### Objective:
Reproduce the records below exactly, leaving out any pictures.

++++++++++

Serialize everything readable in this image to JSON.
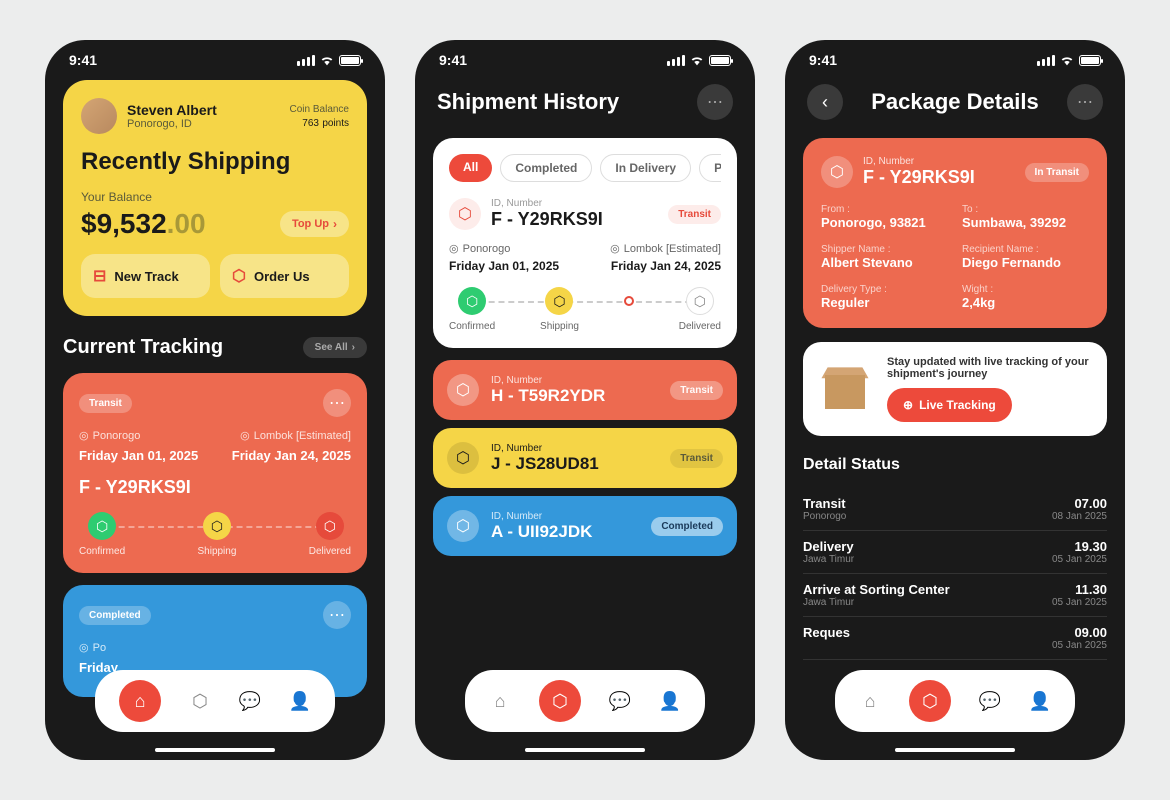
{
  "status_time": "9:41",
  "s1": {
    "profile": {
      "name": "Steven Albert",
      "location": "Ponorogo, ID"
    },
    "coin": {
      "label": "Coin Balance",
      "value": "763",
      "unit": "points"
    },
    "recent_title": "Recently Shipping",
    "balance": {
      "label": "Your Balance",
      "int": "$9,532",
      "dec": ".00"
    },
    "topup": "Top Up",
    "new_track": "New Track",
    "order_us": "Order Us",
    "tracking_title": "Current Tracking",
    "see_all": "See All",
    "card1": {
      "status": "Transit",
      "from": "Ponorogo",
      "to": "Lombok [Estimated]",
      "from_date": "Friday Jan 01, 2025",
      "to_date": "Friday Jan 24, 2025",
      "id": "F - Y29RKS9I",
      "s_confirmed": "Confirmed",
      "s_shipping": "Shipping",
      "s_delivered": "Delivered"
    },
    "card2": {
      "status": "Completed",
      "from": "Po",
      "date": "Friday"
    }
  },
  "s2": {
    "title": "Shipment History",
    "chips": {
      "all": "All",
      "completed": "Completed",
      "in_delivery": "In Delivery",
      "pending": "Pending"
    },
    "f": {
      "id_lbl": "ID, Number",
      "id": "F - Y29RKS9I",
      "pill": "Transit",
      "from": "Ponorogo",
      "to": "Lombok [Estimated]",
      "from_date": "Friday Jan 01, 2025",
      "to_date": "Friday Jan 24, 2025",
      "s_confirmed": "Confirmed",
      "s_shipping": "Shipping",
      "s_delivered": "Delivered"
    },
    "h": {
      "id_lbl": "ID, Number",
      "id": "H - T59R2YDR",
      "pill": "Transit"
    },
    "j": {
      "id_lbl": "ID, Number",
      "id": "J - JS28UD81",
      "pill": "Transit"
    },
    "a": {
      "id_lbl": "ID, Number",
      "id": "A - UII92JDK",
      "pill": "Completed"
    }
  },
  "s3": {
    "title": "Package Details",
    "card": {
      "id_lbl": "ID, Number",
      "id": "F - Y29RKS9I",
      "pill": "In Transit",
      "from_l": "From :",
      "from_v": "Ponorogo, 93821",
      "to_l": "To :",
      "to_v": "Sumbawa, 39292",
      "shipper_l": "Shipper Name :",
      "shipper_v": "Albert Stevano",
      "recip_l": "Recipient Name :",
      "recip_v": "Diego Fernando",
      "dtype_l": "Delivery Type :",
      "dtype_v": "Reguler",
      "wt_l": "Wight :",
      "wt_v": "2,4kg"
    },
    "lt_text": "Stay updated with live tracking of your shipment's journey",
    "lt_btn": "Live Tracking",
    "ds_title": "Detail Status",
    "rows": [
      {
        "l": "Transit",
        "sl": "Ponorogo",
        "r": "07.00",
        "sr": "08 Jan 2025"
      },
      {
        "l": "Delivery",
        "sl": "Jawa Timur",
        "r": "19.30",
        "sr": "05 Jan 2025"
      },
      {
        "l": "Arrive at Sorting Center",
        "sl": "Jawa Timur",
        "r": "11.30",
        "sr": "05 Jan 2025"
      },
      {
        "l": "Reques",
        "sl": "",
        "r": "09.00",
        "sr": "05 Jan 2025"
      }
    ]
  }
}
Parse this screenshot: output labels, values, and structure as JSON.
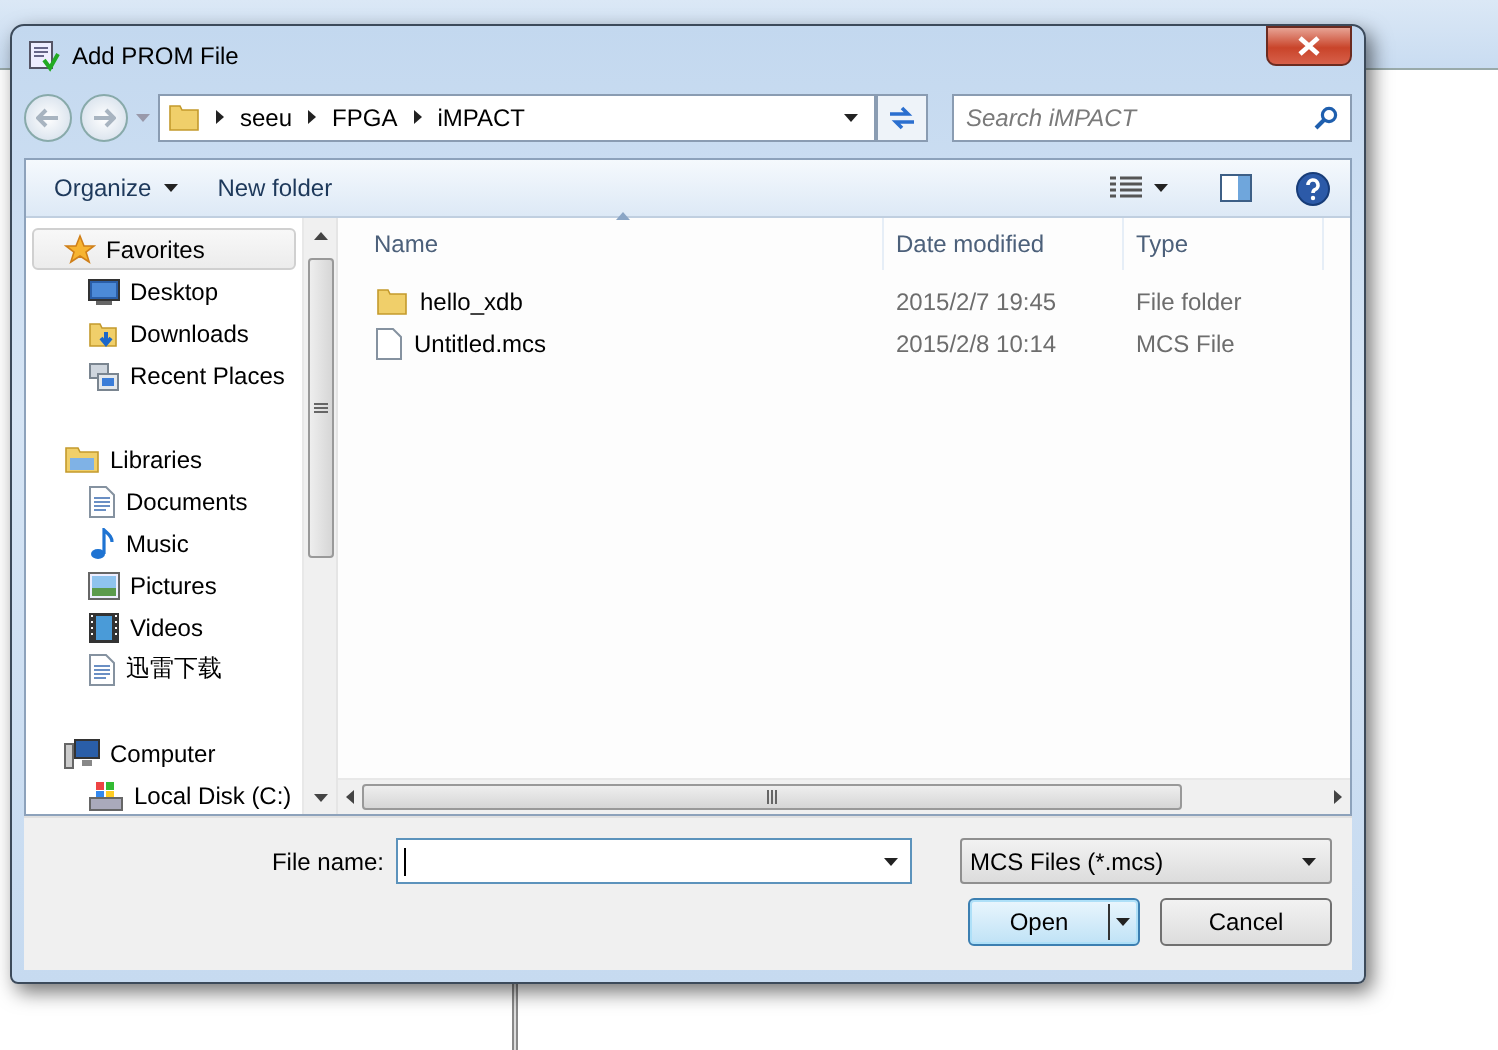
{
  "window": {
    "title": "Add PROM File"
  },
  "address": {
    "path": [
      "seeu",
      "FPGA",
      "iMPACT"
    ]
  },
  "search": {
    "placeholder": "Search iMPACT"
  },
  "toolbar": {
    "buttons": [
      {
        "label": "Organize",
        "kind": "menu"
      },
      {
        "label": "New folder",
        "kind": "plain"
      }
    ]
  },
  "nav": {
    "groups": [
      {
        "label": "Favorites",
        "kind": "star",
        "selected": true,
        "children": [
          {
            "label": "Desktop",
            "kind": "desktop",
            "selected": false
          },
          {
            "label": "Downloads",
            "kind": "downloads",
            "selected": false
          },
          {
            "label": "Recent Places",
            "kind": "recent",
            "selected": false
          }
        ]
      },
      {
        "label": "Libraries",
        "kind": "library",
        "selected": false,
        "children": [
          {
            "label": "Documents",
            "kind": "documents",
            "selected": false
          },
          {
            "label": "Music",
            "kind": "music",
            "selected": false
          },
          {
            "label": "Pictures",
            "kind": "pictures",
            "selected": false
          },
          {
            "label": "Videos",
            "kind": "videos",
            "selected": false
          },
          {
            "label": "迅雷下载",
            "kind": "documents",
            "selected": false
          }
        ]
      },
      {
        "label": "Computer",
        "kind": "computer",
        "selected": false,
        "children": [
          {
            "label": "Local Disk (C:)",
            "kind": "disk",
            "selected": false
          }
        ]
      }
    ]
  },
  "files": {
    "columns": [
      "Name",
      "Date modified",
      "Type"
    ],
    "rows": [
      {
        "kind": "folder",
        "name": "hello_xdb",
        "date": "2015/2/7 19:45",
        "type": "File folder"
      },
      {
        "kind": "file",
        "name": "Untitled.mcs",
        "date": "2015/2/8 10:14",
        "type": "MCS File"
      }
    ]
  },
  "file_name": {
    "label": "File name:"
  },
  "file_type": {
    "value": "MCS Files (*.mcs)"
  },
  "buttons": [
    {
      "label": "Open",
      "kind": "split",
      "default": true
    },
    {
      "label": "Cancel",
      "kind": "plain",
      "default": false
    }
  ]
}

++++++++++

### Output:
Serialize everything readable in this image to JSON.
{
  "status_time": "9:41",
  "s1": {
    "profile": {
      "name": "Steven Albert",
      "location": "Ponorogo, ID"
    },
    "coin": {
      "label": "Coin Balance",
      "value": "763",
      "unit": "points"
    },
    "recent_title": "Recently Shipping",
    "balance": {
      "label": "Your Balance",
      "int": "$9,532",
      "dec": ".00"
    },
    "topup": "Top Up",
    "new_track": "New Track",
    "order_us": "Order Us",
    "tracking_title": "Current Tracking",
    "see_all": "See All",
    "card1": {
      "status": "Transit",
      "from": "Ponorogo",
      "to": "Lombok [Estimated]",
      "from_date": "Friday Jan 01, 2025",
      "to_date": "Friday Jan 24, 2025",
      "id": "F - Y29RKS9I",
      "s_confirmed": "Confirmed",
      "s_shipping": "Shipping",
      "s_delivered": "Delivered"
    },
    "card2": {
      "status": "Completed",
      "from": "Po",
      "date": "Friday"
    }
  },
  "s2": {
    "title": "Shipment History",
    "chips": {
      "all": "All",
      "completed": "Completed",
      "in_delivery": "In Delivery",
      "pending": "Pending"
    },
    "f": {
      "id_lbl": "ID, Number",
      "id": "F - Y29RKS9I",
      "pill": "Transit",
      "from": "Ponorogo",
      "to": "Lombok [Estimated]",
      "from_date": "Friday Jan 01, 2025",
      "to_date": "Friday Jan 24, 2025",
      "s_confirmed": "Confirmed",
      "s_shipping": "Shipping",
      "s_delivered": "Delivered"
    },
    "h": {
      "id_lbl": "ID, Number",
      "id": "H - T59R2YDR",
      "pill": "Transit"
    },
    "j": {
      "id_lbl": "ID, Number",
      "id": "J - JS28UD81",
      "pill": "Transit"
    },
    "a": {
      "id_lbl": "ID, Number",
      "id": "A - UII92JDK",
      "pill": "Completed"
    }
  },
  "s3": {
    "title": "Package Details",
    "card": {
      "id_lbl": "ID, Number",
      "id": "F - Y29RKS9I",
      "pill": "In Transit",
      "from_l": "From :",
      "from_v": "Ponorogo, 93821",
      "to_l": "To :",
      "to_v": "Sumbawa, 39292",
      "shipper_l": "Shipper Name :",
      "shipper_v": "Albert Stevano",
      "recip_l": "Recipient Name :",
      "recip_v": "Diego Fernando",
      "dtype_l": "Delivery Type :",
      "dtype_v": "Reguler",
      "wt_l": "Wight :",
      "wt_v": "2,4kg"
    },
    "lt_text": "Stay updated with live tracking of your shipment's journey",
    "lt_btn": "Live Tracking",
    "ds_title": "Detail Status",
    "rows": [
      {
        "l": "Transit",
        "sl": "Ponorogo",
        "r": "07.00",
        "sr": "08 Jan 2025"
      },
      {
        "l": "Delivery",
        "sl": "Jawa Timur",
        "r": "19.30",
        "sr": "05 Jan 2025"
      },
      {
        "l": "Arrive at Sorting Center",
        "sl": "Jawa Timur",
        "r": "11.30",
        "sr": "05 Jan 2025"
      },
      {
        "l": "Reques",
        "sl": "",
        "r": "09.00",
        "sr": "05 Jan 2025"
      }
    ]
  }
}
Parse this screenshot: output labels, values, and structure as JSON.
{
  "window": {
    "title": "Add PROM File"
  },
  "address": {
    "path": [
      "seeu",
      "FPGA",
      "iMPACT"
    ]
  },
  "search": {
    "placeholder": "Search iMPACT"
  },
  "toolbar": {
    "buttons": [
      {
        "label": "Organize",
        "kind": "menu"
      },
      {
        "label": "New folder",
        "kind": "plain"
      }
    ]
  },
  "nav": {
    "groups": [
      {
        "label": "Favorites",
        "kind": "star",
        "selected": true,
        "children": [
          {
            "label": "Desktop",
            "kind": "desktop",
            "selected": false
          },
          {
            "label": "Downloads",
            "kind": "downloads",
            "selected": false
          },
          {
            "label": "Recent Places",
            "kind": "recent",
            "selected": false
          }
        ]
      },
      {
        "label": "Libraries",
        "kind": "library",
        "selected": false,
        "children": [
          {
            "label": "Documents",
            "kind": "documents",
            "selected": false
          },
          {
            "label": "Music",
            "kind": "music",
            "selected": false
          },
          {
            "label": "Pictures",
            "kind": "pictures",
            "selected": false
          },
          {
            "label": "Videos",
            "kind": "videos",
            "selected": false
          },
          {
            "label": "迅雷下载",
            "kind": "documents",
            "selected": false
          }
        ]
      },
      {
        "label": "Computer",
        "kind": "computer",
        "selected": false,
        "children": [
          {
            "label": "Local Disk (C:)",
            "kind": "disk",
            "selected": false
          }
        ]
      }
    ]
  },
  "files": {
    "columns": [
      "Name",
      "Date modified",
      "Type"
    ],
    "rows": [
      {
        "kind": "folder",
        "name": "hello_xdb",
        "date": "2015/2/7 19:45",
        "type": "File folder"
      },
      {
        "kind": "file",
        "name": "Untitled.mcs",
        "date": "2015/2/8 10:14",
        "type": "MCS File"
      }
    ]
  },
  "file_name": {
    "label": "File name:"
  },
  "file_type": {
    "value": "MCS Files (*.mcs)"
  },
  "buttons": [
    {
      "label": "Open",
      "kind": "split",
      "default": true
    },
    {
      "label": "Cancel",
      "kind": "plain",
      "default": false
    }
  ]
}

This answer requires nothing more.